INSTRUCTIONS TO FOLLOW: Under this task are some entries; return every one of them exactly.

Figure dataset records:
####################

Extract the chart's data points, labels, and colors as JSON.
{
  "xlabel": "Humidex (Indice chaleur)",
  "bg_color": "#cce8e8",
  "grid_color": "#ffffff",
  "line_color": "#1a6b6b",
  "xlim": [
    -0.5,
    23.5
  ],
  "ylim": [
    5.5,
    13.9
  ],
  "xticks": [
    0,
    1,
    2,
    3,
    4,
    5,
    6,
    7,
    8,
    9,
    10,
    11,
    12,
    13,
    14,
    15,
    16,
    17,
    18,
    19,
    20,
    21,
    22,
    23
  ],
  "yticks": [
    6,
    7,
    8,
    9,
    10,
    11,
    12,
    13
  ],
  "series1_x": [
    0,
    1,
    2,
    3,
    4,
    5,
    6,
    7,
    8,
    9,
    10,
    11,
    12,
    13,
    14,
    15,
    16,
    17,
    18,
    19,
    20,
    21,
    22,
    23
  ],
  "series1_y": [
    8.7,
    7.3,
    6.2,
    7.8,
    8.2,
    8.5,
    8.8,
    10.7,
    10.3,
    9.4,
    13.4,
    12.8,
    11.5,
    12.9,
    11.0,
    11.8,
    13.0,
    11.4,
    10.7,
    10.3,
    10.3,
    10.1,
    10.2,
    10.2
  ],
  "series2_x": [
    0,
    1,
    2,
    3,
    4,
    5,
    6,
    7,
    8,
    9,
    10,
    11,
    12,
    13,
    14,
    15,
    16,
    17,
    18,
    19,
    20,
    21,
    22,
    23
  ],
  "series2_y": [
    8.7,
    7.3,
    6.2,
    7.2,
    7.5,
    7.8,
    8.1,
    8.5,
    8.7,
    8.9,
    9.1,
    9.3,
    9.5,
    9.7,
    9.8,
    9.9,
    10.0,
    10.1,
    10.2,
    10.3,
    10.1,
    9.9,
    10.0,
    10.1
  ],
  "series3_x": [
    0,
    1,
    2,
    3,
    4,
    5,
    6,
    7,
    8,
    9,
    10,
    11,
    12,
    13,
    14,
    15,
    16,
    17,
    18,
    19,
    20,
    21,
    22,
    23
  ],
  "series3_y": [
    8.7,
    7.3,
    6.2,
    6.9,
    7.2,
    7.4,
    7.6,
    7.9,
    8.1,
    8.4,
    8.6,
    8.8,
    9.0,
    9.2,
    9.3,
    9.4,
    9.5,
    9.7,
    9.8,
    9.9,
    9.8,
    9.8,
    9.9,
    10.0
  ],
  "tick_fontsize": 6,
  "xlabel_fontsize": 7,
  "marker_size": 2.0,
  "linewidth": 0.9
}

####################

TASK ANSWER:
Extract the chart's data points, labels, and colors as JSON.
{
  "xlabel": "Humidex (Indice chaleur)",
  "bg_color": "#cce8e8",
  "grid_color": "#ffffff",
  "line_color": "#1a6b6b",
  "xlim": [
    -0.5,
    23.5
  ],
  "ylim": [
    5.5,
    13.9
  ],
  "xticks": [
    0,
    1,
    2,
    3,
    4,
    5,
    6,
    7,
    8,
    9,
    10,
    11,
    12,
    13,
    14,
    15,
    16,
    17,
    18,
    19,
    20,
    21,
    22,
    23
  ],
  "yticks": [
    6,
    7,
    8,
    9,
    10,
    11,
    12,
    13
  ],
  "series1_x": [
    0,
    1,
    2,
    3,
    4,
    5,
    6,
    7,
    8,
    9,
    10,
    11,
    12,
    13,
    14,
    15,
    16,
    17,
    18,
    19,
    20,
    21,
    22,
    23
  ],
  "series1_y": [
    8.7,
    7.3,
    6.2,
    7.8,
    8.2,
    8.5,
    8.8,
    10.7,
    10.3,
    9.4,
    13.4,
    12.8,
    11.5,
    12.9,
    11.0,
    11.8,
    13.0,
    11.4,
    10.7,
    10.3,
    10.3,
    10.1,
    10.2,
    10.2
  ],
  "series2_x": [
    0,
    1,
    2,
    3,
    4,
    5,
    6,
    7,
    8,
    9,
    10,
    11,
    12,
    13,
    14,
    15,
    16,
    17,
    18,
    19,
    20,
    21,
    22,
    23
  ],
  "series2_y": [
    8.7,
    7.3,
    6.2,
    7.2,
    7.5,
    7.8,
    8.1,
    8.5,
    8.7,
    8.9,
    9.1,
    9.3,
    9.5,
    9.7,
    9.8,
    9.9,
    10.0,
    10.1,
    10.2,
    10.3,
    10.1,
    9.9,
    10.0,
    10.1
  ],
  "series3_x": [
    0,
    1,
    2,
    3,
    4,
    5,
    6,
    7,
    8,
    9,
    10,
    11,
    12,
    13,
    14,
    15,
    16,
    17,
    18,
    19,
    20,
    21,
    22,
    23
  ],
  "series3_y": [
    8.7,
    7.3,
    6.2,
    6.9,
    7.2,
    7.4,
    7.6,
    7.9,
    8.1,
    8.4,
    8.6,
    8.8,
    9.0,
    9.2,
    9.3,
    9.4,
    9.5,
    9.7,
    9.8,
    9.9,
    9.8,
    9.8,
    9.9,
    10.0
  ],
  "tick_fontsize": 6,
  "xlabel_fontsize": 7,
  "marker_size": 2.0,
  "linewidth": 0.9
}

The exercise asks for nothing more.